-- Start Exercise inputs --

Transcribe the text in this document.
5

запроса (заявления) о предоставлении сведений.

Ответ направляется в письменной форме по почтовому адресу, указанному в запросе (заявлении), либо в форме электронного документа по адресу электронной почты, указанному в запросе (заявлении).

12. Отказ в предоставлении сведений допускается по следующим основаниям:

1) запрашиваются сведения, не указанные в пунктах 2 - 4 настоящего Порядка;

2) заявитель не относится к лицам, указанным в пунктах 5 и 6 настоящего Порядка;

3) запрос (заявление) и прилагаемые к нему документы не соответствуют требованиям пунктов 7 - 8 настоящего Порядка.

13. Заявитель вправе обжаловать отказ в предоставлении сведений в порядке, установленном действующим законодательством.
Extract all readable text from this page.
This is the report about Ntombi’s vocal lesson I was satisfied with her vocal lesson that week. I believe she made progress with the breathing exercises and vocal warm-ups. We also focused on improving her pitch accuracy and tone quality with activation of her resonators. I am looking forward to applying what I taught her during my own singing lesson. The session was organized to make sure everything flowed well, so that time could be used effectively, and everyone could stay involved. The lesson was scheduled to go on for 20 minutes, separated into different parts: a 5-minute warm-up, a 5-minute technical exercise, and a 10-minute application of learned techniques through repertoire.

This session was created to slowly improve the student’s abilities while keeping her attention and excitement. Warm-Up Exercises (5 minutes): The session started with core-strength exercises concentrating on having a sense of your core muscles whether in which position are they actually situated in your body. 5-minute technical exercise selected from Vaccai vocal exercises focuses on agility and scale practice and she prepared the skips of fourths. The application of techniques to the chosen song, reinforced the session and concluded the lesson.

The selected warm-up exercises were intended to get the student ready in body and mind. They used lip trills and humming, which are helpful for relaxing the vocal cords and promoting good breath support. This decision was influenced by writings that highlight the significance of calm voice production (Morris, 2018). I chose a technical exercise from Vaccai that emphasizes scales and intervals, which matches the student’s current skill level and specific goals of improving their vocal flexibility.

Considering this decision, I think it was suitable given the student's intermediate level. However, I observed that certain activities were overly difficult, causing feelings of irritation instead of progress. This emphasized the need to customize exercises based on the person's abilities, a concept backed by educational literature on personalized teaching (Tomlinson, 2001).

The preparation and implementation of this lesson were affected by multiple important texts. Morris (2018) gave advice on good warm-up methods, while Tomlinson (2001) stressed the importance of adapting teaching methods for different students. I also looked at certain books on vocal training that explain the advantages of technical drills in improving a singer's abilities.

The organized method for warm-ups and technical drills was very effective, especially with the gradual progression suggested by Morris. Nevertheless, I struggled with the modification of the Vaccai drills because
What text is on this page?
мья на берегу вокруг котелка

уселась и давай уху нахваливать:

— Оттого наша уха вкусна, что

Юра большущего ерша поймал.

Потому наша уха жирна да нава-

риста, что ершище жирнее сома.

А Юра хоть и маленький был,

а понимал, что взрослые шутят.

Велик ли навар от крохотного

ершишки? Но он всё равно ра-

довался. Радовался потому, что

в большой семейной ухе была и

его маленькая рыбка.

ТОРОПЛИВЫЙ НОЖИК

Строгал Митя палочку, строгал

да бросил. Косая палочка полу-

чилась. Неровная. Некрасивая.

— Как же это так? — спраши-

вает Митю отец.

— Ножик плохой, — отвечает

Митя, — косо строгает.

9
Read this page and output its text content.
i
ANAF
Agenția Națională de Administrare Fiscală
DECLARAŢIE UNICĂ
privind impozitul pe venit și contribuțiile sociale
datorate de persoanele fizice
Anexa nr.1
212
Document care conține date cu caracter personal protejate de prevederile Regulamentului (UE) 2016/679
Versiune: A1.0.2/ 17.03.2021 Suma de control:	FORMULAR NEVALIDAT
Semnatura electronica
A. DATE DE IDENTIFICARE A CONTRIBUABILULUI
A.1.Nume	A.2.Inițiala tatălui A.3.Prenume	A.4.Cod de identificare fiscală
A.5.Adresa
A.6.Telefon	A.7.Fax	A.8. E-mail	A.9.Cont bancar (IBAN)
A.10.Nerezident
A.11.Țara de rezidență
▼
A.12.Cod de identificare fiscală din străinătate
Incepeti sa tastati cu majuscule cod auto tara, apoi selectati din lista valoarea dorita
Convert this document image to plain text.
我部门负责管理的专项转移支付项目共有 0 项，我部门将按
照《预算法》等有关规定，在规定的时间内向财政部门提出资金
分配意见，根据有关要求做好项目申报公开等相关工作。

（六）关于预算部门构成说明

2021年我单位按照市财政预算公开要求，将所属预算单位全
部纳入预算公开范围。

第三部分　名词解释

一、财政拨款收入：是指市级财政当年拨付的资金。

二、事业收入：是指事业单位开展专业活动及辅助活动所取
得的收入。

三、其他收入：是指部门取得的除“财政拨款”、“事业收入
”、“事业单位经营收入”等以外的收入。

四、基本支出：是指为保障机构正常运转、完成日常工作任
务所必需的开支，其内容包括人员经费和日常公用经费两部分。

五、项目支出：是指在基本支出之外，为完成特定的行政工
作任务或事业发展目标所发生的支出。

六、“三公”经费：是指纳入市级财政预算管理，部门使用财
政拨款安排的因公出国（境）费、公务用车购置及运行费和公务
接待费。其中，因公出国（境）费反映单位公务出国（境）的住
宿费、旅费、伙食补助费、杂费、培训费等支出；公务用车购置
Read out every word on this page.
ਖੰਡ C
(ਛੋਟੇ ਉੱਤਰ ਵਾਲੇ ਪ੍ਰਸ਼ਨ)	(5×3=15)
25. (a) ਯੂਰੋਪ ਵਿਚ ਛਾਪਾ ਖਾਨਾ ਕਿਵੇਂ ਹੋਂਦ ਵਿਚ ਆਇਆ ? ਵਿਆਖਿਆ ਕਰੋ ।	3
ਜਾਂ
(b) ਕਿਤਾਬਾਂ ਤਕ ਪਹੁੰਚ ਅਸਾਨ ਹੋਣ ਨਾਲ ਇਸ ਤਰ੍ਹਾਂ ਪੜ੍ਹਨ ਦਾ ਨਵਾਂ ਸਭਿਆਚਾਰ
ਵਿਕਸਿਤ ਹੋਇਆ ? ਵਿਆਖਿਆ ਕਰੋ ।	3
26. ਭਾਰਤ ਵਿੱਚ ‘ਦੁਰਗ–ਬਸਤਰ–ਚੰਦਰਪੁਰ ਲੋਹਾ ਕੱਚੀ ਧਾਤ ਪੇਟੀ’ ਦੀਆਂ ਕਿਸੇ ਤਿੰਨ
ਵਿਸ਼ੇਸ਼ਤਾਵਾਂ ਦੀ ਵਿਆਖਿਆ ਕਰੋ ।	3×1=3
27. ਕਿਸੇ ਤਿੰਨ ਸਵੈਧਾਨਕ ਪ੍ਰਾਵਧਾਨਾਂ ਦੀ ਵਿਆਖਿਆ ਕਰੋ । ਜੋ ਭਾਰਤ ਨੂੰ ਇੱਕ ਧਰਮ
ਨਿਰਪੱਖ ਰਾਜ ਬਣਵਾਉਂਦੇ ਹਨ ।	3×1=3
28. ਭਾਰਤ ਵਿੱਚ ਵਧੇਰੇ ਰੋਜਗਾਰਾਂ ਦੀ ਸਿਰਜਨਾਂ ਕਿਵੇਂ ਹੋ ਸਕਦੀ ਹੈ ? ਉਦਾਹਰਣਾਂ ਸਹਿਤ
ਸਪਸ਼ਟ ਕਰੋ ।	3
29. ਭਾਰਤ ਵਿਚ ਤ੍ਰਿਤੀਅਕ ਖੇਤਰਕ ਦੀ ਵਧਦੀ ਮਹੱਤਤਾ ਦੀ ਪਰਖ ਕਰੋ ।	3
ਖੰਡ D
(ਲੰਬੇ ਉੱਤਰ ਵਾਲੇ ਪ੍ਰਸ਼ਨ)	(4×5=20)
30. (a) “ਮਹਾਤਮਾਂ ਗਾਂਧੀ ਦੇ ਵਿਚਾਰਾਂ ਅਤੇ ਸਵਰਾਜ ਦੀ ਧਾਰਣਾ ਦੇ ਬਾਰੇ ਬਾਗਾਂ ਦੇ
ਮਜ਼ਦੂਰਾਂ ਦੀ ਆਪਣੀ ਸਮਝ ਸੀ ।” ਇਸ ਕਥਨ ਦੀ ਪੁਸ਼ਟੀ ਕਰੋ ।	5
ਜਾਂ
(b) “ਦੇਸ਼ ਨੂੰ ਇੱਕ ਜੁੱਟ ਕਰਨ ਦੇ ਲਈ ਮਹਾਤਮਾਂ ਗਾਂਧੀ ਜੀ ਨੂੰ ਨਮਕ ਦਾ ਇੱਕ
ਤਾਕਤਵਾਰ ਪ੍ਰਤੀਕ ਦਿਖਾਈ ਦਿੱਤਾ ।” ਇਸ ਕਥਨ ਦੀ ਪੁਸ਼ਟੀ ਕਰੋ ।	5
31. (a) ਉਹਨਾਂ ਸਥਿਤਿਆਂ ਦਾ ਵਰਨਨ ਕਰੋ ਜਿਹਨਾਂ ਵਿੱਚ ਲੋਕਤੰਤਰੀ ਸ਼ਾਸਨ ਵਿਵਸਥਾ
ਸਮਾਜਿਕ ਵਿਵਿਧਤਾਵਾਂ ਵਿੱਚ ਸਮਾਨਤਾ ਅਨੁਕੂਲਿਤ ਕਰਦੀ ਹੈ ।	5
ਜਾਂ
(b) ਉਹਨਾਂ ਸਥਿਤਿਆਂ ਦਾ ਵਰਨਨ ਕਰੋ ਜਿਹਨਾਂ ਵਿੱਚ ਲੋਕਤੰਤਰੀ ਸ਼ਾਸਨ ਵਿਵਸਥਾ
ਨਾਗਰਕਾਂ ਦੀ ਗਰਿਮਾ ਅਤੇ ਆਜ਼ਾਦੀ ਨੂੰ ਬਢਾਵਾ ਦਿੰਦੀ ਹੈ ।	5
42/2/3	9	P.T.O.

-- End Exercise inputs --

*Task to complete*
Go through the material above and count the lines that contain "page"; answer with the number alone.

*Answer*
4